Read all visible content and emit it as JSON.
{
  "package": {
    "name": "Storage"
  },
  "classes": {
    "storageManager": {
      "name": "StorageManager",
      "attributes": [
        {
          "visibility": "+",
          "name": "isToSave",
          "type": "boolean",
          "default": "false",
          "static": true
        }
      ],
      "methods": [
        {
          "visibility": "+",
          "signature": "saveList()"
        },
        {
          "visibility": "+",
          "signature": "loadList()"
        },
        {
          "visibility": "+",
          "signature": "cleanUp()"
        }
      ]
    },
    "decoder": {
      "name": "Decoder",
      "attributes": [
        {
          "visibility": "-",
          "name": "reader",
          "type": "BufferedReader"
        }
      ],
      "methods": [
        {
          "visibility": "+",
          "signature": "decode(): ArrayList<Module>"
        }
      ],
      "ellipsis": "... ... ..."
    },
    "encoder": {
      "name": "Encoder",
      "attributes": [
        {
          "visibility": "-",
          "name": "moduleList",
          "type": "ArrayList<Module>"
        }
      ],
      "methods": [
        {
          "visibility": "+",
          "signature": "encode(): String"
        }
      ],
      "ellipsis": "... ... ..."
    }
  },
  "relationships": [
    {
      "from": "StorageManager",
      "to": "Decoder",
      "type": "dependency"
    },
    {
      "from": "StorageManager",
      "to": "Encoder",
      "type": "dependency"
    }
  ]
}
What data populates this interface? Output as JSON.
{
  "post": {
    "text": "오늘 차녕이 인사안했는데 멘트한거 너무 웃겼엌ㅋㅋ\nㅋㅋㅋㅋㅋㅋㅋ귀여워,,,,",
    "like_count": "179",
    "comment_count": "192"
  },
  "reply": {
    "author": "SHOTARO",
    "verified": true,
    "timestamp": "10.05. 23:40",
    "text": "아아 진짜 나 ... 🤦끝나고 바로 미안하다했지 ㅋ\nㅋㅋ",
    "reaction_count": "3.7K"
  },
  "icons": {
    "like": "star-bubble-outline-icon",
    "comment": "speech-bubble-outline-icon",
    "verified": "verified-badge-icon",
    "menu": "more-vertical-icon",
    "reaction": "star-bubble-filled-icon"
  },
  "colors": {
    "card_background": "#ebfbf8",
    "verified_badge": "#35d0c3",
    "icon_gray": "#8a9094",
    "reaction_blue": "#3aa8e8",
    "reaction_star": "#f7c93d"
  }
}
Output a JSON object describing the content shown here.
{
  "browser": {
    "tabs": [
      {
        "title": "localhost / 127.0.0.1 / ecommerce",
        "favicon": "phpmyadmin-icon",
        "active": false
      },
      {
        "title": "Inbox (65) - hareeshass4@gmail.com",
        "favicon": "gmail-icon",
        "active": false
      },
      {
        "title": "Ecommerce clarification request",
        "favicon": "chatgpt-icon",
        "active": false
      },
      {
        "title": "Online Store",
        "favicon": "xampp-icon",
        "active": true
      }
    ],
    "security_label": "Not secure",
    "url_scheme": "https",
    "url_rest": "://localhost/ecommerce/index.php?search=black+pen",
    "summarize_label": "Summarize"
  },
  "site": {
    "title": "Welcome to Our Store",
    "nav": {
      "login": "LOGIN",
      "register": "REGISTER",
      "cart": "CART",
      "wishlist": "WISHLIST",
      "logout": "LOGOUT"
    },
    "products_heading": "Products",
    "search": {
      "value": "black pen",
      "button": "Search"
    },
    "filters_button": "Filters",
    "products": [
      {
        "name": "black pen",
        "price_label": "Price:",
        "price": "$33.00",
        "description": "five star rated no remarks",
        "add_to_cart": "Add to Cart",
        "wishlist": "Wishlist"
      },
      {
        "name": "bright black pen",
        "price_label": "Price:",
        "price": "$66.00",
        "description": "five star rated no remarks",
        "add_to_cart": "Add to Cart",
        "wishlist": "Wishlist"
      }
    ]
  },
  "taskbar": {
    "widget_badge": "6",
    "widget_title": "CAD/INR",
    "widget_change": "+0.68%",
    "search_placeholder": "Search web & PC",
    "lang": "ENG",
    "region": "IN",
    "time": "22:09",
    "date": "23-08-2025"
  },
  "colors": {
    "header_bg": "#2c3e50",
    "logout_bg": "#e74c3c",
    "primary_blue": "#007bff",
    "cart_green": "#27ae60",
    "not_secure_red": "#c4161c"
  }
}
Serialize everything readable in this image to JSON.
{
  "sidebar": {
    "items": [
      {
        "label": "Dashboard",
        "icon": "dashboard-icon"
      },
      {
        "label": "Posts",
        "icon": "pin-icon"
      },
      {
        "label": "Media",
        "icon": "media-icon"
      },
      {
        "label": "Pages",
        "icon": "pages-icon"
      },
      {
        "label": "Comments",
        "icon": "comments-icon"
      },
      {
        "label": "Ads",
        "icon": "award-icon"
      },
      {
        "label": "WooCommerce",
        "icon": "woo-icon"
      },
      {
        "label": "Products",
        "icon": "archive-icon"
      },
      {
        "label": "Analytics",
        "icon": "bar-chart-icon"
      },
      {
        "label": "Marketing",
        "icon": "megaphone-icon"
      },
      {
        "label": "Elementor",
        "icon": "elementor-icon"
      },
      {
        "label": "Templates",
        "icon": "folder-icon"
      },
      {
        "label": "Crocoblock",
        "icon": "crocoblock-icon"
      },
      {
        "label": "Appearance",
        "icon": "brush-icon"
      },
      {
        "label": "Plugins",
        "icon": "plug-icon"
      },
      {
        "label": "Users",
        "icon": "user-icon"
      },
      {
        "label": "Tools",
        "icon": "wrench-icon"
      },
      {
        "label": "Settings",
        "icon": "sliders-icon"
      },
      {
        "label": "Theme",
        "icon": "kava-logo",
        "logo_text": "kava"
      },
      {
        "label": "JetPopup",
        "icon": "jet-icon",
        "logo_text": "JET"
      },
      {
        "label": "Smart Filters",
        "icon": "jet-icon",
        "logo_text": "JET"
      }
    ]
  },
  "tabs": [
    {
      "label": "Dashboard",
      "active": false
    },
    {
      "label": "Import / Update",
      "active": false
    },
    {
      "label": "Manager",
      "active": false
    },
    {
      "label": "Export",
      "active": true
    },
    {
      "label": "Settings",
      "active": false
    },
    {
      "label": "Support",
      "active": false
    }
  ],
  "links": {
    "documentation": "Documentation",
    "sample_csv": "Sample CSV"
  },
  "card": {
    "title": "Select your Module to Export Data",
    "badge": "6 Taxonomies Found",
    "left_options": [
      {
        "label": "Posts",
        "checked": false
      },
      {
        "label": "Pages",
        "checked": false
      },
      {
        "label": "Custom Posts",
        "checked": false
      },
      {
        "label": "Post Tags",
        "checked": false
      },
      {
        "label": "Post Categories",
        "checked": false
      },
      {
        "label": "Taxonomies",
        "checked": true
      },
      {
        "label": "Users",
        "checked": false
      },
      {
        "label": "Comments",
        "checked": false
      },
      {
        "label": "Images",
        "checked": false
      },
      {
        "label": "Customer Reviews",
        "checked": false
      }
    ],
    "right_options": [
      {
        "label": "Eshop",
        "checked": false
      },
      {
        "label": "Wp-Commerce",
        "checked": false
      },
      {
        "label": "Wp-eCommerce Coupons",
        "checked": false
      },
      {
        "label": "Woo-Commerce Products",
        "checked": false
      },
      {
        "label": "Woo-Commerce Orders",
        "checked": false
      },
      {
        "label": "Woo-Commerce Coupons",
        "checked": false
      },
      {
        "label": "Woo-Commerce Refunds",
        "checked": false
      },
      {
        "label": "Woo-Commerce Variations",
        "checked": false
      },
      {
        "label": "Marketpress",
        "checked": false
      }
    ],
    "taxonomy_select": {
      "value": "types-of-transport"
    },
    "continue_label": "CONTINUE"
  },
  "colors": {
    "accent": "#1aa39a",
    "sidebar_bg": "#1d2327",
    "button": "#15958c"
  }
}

--*--

• [WORK TO BE COMPLETED]
Gather every line containing the word "ArrayList" and copy it.

• [TASK RESULT]
          "signature": "decode(): ArrayList<Module>"
          "type": "ArrayList<Module>"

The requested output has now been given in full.